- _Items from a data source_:
*-*-*

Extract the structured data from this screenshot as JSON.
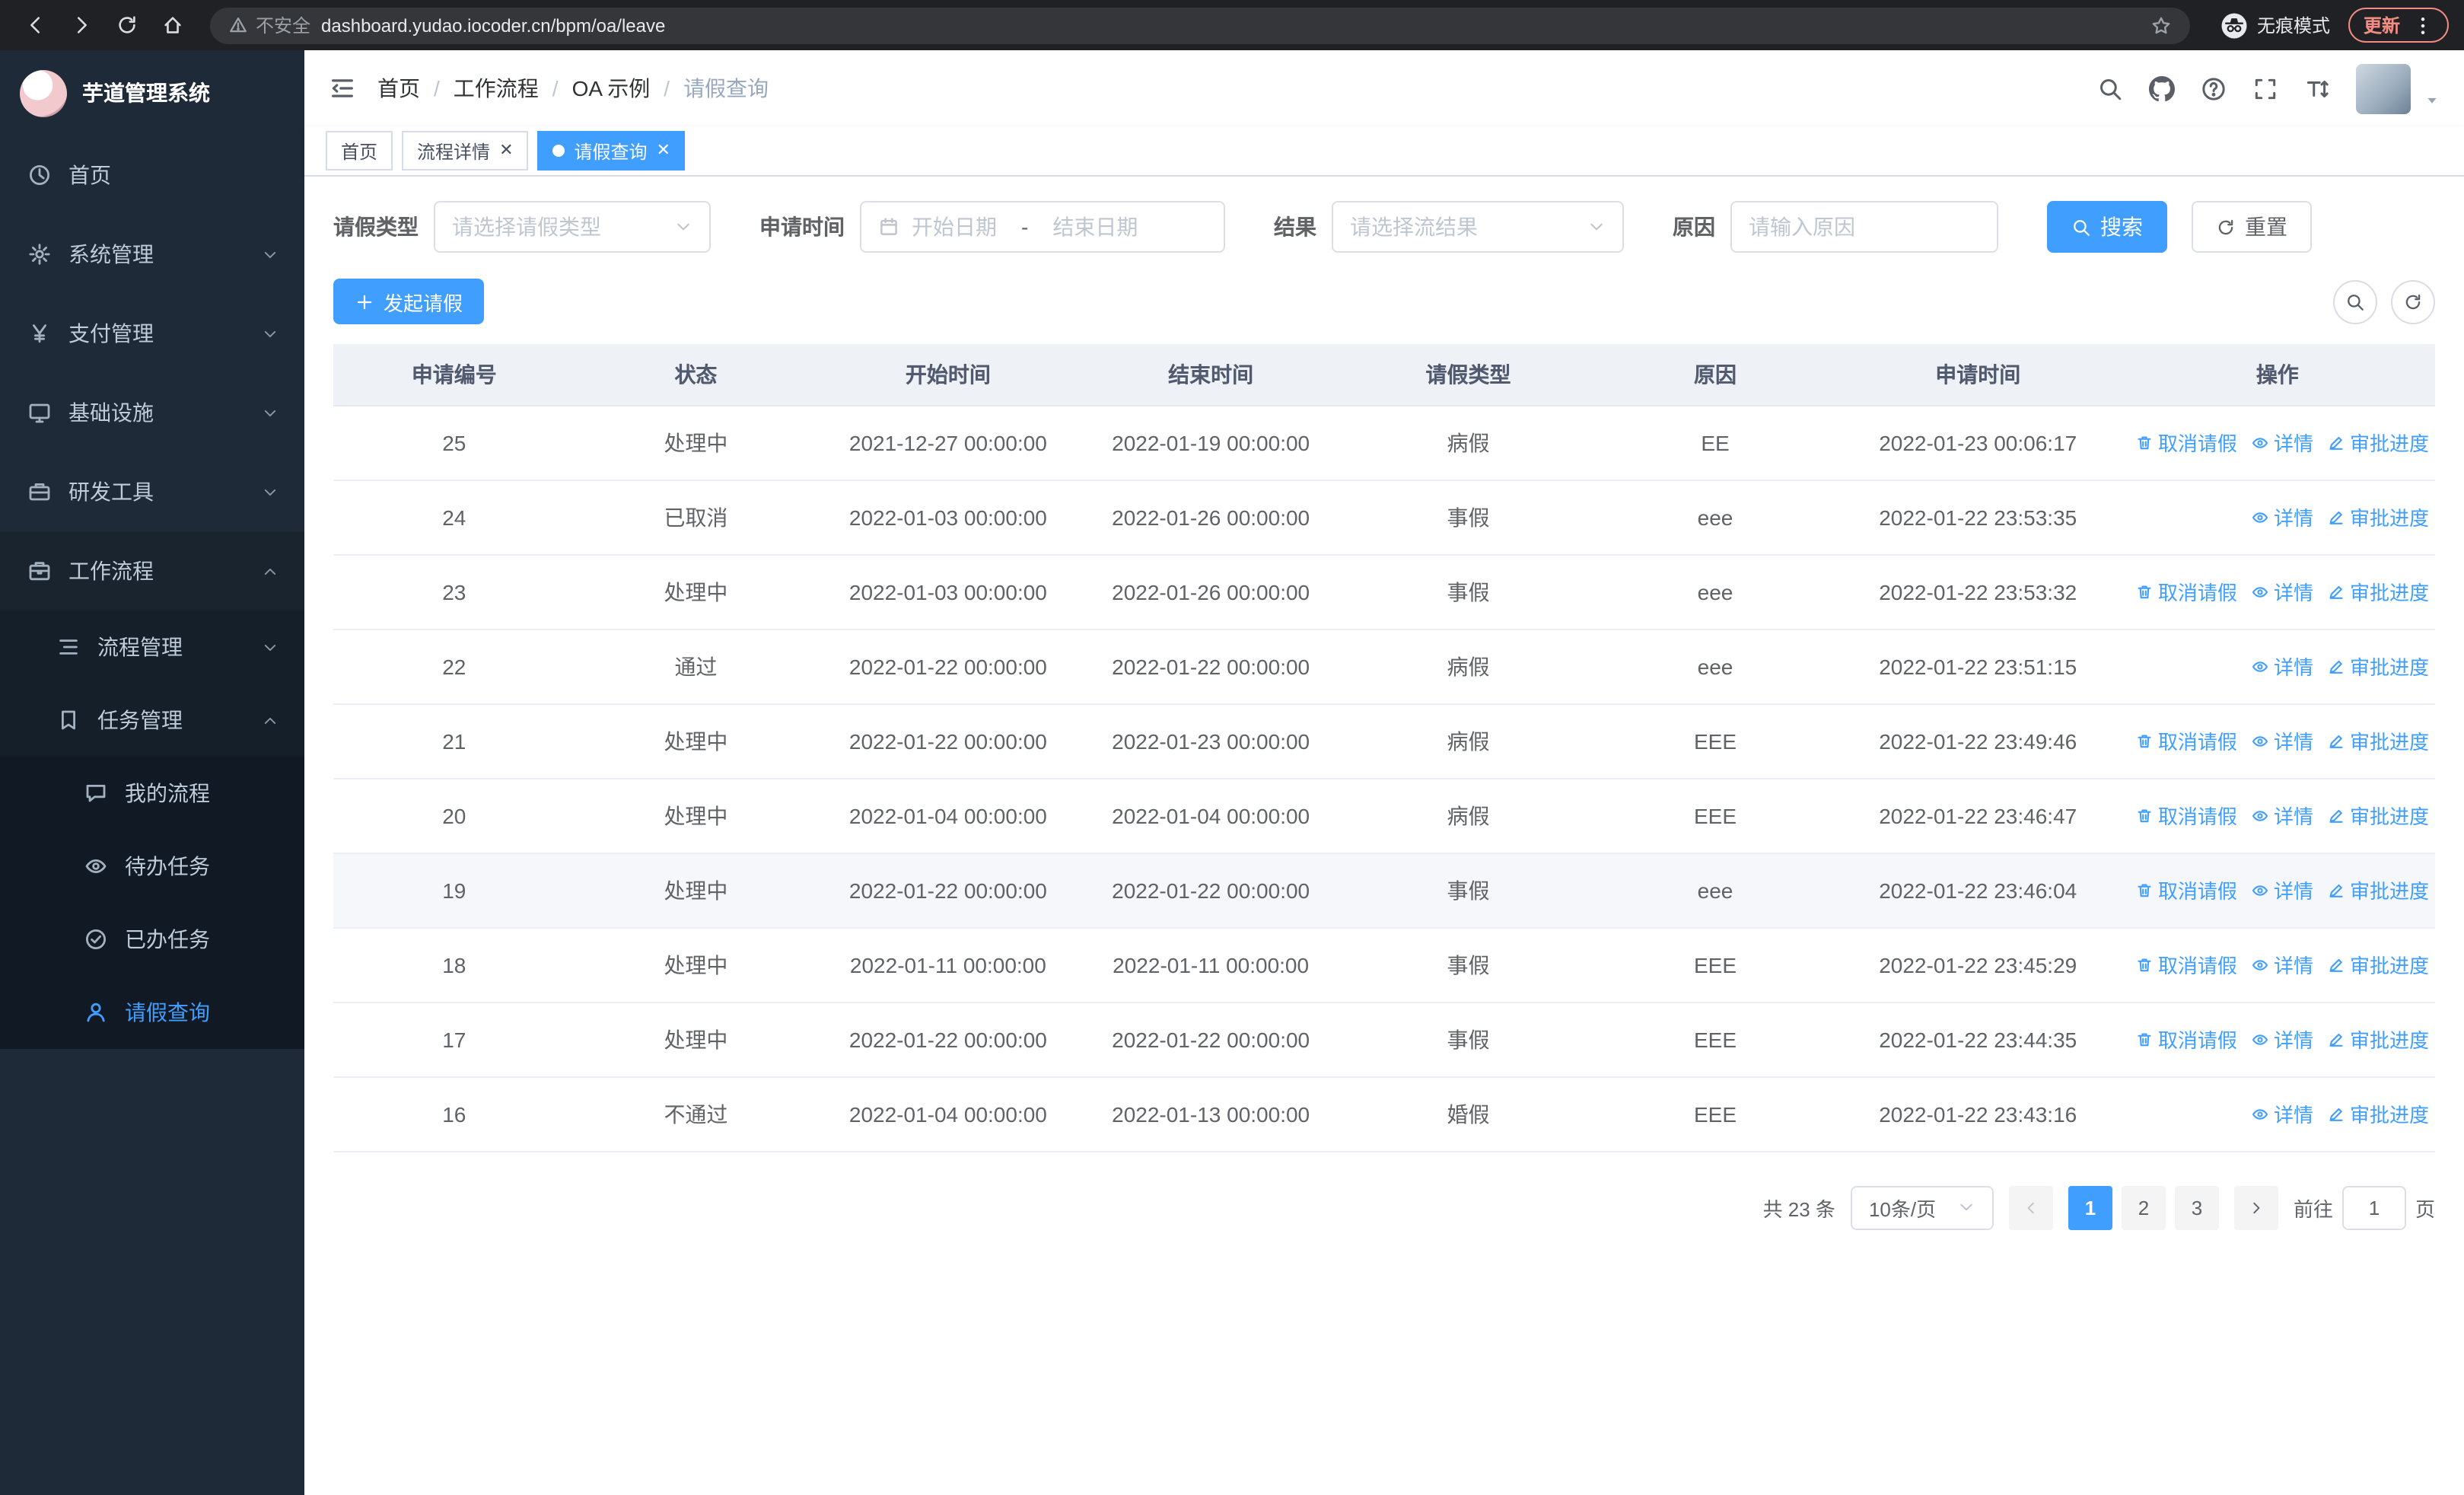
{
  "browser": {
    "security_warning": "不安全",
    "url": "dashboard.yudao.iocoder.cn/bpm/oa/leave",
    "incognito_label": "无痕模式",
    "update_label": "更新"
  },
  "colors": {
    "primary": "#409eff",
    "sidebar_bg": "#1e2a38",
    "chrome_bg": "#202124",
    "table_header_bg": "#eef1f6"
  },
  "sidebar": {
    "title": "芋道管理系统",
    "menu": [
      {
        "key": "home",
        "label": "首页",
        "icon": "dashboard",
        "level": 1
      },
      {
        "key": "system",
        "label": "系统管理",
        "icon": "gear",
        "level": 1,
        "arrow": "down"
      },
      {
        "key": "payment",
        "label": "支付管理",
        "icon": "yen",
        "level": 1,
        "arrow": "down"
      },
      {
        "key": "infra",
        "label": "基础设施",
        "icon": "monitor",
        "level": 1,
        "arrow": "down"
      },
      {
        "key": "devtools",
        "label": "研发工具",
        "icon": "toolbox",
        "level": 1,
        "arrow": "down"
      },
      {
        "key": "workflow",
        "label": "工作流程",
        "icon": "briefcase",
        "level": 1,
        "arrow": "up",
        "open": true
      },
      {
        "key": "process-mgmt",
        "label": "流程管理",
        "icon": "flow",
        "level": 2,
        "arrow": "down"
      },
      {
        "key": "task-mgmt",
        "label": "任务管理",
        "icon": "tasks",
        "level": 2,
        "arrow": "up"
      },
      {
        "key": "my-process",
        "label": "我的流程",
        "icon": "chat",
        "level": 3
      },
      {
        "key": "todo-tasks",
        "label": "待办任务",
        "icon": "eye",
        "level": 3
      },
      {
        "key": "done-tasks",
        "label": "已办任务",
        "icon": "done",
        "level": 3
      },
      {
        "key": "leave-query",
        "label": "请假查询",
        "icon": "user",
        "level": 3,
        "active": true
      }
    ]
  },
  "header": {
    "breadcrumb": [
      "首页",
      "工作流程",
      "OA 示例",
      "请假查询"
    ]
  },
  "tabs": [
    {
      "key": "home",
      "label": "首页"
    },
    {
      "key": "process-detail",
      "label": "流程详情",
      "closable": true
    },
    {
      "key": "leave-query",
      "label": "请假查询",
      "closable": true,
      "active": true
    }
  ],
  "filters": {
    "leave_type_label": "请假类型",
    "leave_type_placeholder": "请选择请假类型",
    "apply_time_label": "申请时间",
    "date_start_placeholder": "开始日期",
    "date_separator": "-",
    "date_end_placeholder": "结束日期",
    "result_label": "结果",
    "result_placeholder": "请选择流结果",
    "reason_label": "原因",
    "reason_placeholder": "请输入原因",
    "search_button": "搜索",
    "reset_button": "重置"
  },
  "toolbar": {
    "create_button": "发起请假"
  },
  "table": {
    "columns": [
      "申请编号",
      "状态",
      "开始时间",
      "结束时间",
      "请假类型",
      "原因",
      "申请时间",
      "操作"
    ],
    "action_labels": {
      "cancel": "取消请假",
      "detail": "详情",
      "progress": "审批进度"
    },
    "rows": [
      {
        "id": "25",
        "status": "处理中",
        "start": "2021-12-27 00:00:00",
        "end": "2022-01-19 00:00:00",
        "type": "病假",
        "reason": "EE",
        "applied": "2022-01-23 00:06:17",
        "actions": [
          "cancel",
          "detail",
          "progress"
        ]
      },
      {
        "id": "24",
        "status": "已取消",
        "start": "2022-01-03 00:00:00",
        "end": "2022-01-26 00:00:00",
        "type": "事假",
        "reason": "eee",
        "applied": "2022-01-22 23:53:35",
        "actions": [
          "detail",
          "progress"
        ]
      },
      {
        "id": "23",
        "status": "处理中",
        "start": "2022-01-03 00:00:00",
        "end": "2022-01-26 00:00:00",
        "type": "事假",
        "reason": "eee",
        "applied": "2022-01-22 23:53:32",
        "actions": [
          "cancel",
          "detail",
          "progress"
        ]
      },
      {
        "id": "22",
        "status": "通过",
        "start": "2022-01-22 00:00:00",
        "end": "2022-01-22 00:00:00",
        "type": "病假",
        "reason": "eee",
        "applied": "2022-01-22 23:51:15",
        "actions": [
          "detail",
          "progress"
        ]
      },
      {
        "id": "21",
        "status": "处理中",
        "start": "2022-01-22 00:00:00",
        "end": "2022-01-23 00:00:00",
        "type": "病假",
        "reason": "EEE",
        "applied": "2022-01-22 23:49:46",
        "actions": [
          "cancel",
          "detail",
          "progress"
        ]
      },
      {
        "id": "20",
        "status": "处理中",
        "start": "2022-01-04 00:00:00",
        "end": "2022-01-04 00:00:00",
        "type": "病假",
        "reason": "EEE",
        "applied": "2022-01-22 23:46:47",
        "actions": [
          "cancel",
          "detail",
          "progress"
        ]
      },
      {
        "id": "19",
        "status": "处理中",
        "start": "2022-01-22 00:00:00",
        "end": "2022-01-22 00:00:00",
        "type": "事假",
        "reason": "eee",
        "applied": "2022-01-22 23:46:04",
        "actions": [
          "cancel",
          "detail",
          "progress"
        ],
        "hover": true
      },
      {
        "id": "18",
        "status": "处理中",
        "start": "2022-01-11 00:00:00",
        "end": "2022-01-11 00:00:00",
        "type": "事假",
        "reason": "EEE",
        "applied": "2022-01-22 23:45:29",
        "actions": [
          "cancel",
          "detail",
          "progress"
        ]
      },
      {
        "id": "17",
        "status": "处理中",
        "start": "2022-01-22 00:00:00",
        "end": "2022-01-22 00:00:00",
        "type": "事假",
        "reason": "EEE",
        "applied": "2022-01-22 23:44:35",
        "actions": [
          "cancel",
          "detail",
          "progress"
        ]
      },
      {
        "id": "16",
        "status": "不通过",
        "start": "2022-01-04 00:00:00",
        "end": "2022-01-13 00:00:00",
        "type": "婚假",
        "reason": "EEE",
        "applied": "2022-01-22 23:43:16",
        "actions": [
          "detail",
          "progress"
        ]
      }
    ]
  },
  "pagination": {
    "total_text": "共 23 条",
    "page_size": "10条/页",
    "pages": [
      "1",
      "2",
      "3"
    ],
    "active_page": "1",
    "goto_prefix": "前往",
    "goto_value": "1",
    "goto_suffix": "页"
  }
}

*-*-*

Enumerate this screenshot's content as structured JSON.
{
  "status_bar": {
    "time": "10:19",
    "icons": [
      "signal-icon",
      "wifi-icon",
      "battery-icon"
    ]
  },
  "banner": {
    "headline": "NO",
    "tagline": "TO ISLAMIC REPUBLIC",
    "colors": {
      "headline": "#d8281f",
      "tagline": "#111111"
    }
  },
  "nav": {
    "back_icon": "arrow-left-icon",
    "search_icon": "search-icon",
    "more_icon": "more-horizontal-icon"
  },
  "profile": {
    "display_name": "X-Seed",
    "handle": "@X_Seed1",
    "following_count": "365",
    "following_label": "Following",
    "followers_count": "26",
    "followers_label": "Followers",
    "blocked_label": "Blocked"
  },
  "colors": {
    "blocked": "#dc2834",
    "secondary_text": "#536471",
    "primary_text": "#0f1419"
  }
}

*-*-*

- _Task description_: Collect from the data above every line that includes "tasks".

- _Answer to this task_:
        "icon": "tasks",
        "key": "todo-tasks",
        "key": "done-tasks",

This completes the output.